#### [Information shown]
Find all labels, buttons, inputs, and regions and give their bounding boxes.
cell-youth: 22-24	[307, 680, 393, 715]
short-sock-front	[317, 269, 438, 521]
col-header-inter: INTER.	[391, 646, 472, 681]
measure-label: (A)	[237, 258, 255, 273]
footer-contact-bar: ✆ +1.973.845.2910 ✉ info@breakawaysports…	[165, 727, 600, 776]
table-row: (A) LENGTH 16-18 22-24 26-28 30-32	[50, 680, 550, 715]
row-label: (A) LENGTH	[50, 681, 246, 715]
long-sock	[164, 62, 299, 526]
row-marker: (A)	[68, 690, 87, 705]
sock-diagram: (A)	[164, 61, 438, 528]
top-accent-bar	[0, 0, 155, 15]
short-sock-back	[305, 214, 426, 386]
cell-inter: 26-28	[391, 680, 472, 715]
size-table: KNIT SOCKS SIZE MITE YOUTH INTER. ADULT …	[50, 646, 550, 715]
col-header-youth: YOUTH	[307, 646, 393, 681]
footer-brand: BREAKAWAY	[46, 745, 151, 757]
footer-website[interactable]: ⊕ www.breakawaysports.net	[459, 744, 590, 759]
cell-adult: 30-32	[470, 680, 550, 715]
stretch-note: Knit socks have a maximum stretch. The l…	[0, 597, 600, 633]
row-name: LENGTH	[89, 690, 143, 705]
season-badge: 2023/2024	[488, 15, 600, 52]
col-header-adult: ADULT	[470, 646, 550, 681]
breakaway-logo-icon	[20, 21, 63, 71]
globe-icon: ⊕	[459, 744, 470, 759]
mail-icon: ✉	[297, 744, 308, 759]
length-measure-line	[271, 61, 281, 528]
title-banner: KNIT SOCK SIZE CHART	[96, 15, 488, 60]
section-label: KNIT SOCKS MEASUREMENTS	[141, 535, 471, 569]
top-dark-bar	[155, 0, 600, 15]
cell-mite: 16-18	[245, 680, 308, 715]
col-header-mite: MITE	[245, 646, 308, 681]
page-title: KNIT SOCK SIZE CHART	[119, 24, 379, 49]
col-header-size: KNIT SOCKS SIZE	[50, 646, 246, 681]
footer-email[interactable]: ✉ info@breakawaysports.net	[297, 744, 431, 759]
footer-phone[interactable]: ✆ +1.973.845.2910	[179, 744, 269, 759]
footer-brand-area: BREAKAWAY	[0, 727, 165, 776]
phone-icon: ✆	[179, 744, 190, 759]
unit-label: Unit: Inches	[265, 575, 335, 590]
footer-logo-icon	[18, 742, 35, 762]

#### [Short task]
Put each line of the items above into a JSON list of strings, one string per line, leaving out any blank lines.

#### [In response]
[
  "Find all labels, buttons, inputs, and regions and give their bounding boxes.",
  "cell-youth: 22-24\t[307, 680, 393, 715]",
  "short-sock-front\t[317, 269, 438, 521]",
  "col-header-inter: INTER.\t[391, 646, 472, 681]",
  "measure-label: (A)\t[237, 258, 255, 273]",
  "footer-contact-bar: ✆ +1.973.845.2910 ✉ info@breakawaysports…\t[165, 727, 600, 776]",
  "table-row: (A) LENGTH 16-18 22-24 26-28 30-32\t[50, 680, 550, 715]",
  "row-label: (A) LENGTH\t[50, 681, 246, 715]",
  "long-sock\t[164, 62, 299, 526]",
  "row-marker: (A)\t[68, 690, 87, 705]",
  "sock-diagram: (A)\t[164, 61, 438, 528]",
  "top-accent-bar\t[0, 0, 155, 15]",
  "short-sock-back\t[305, 214, 426, 386]",
  "cell-inter: 26-28\t[391, 680, 472, 715]",
  "size-table: KNIT SOCKS SIZE MITE YOUTH INTER. ADULT …\t[50, 646, 550, 715]",
  "col-header-youth: YOUTH\t[307, 646, 393, 681]",
  "footer-brand: BREAKAWAY\t[46, 745, 151, 757]",
  "footer-website[interactable]: ⊕ www.breakawaysports.net\t[459, 744, 590, 759]",
  "cell-adult: 30-32\t[470, 680, 550, 715]",
  "stretch-note: Knit socks have a maximum stretch. The l…\t[0, 597, 600, 633]",
  "row-name: LENGTH\t[89, 690, 143, 705]",
  "season-badge: 2023/2024\t[488, 15, 600, 52]",
  "col-header-adult: ADULT\t[470, 646, 550, 681]",
  "breakaway-logo-icon\t[20, 21, 63, 71]",
  "globe-icon: ⊕\t[459, 744, 470, 759]",
  "mail-icon: ✉\t[297, 744, 308, 759]",
  "length-measure-line\t[271, 61, 281, 528]",
  "title-banner: KNIT SOCK SIZE CHART\t[96, 15, 488, 60]",
  "section-label: KNIT SOCKS MEASUREMENTS\t[141, 535, 471, 569]",
  "top-dark-bar\t[155, 0, 600, 15]",
  "cell-mite: 16-18\t[245, 680, 308, 715]",
  "col-header-mite: MITE\t[245, 646, 308, 681]",
  "page-title: KNIT SOCK SIZE CHART\t[119, 24, 379, 49]",
  "col-header-size: KNIT SOCKS SIZE\t[50, 646, 246, 681]",
  "footer-email[interactable]: ✉ info@breakawaysports.net\t[297, 744, 431, 759]",
  "footer-phone[interactable]: ✆ +1.973.845.2910\t[179, 744, 269, 759]",
  "footer-brand-area: BREAKAWAY\t[0, 727, 165, 776]",
  "phone-icon: ✆\t[179, 744, 190, 759]",
  "unit-label: Unit: Inches\t[265, 575, 335, 590]",
  "footer-logo-icon\t[18, 742, 35, 762]"
]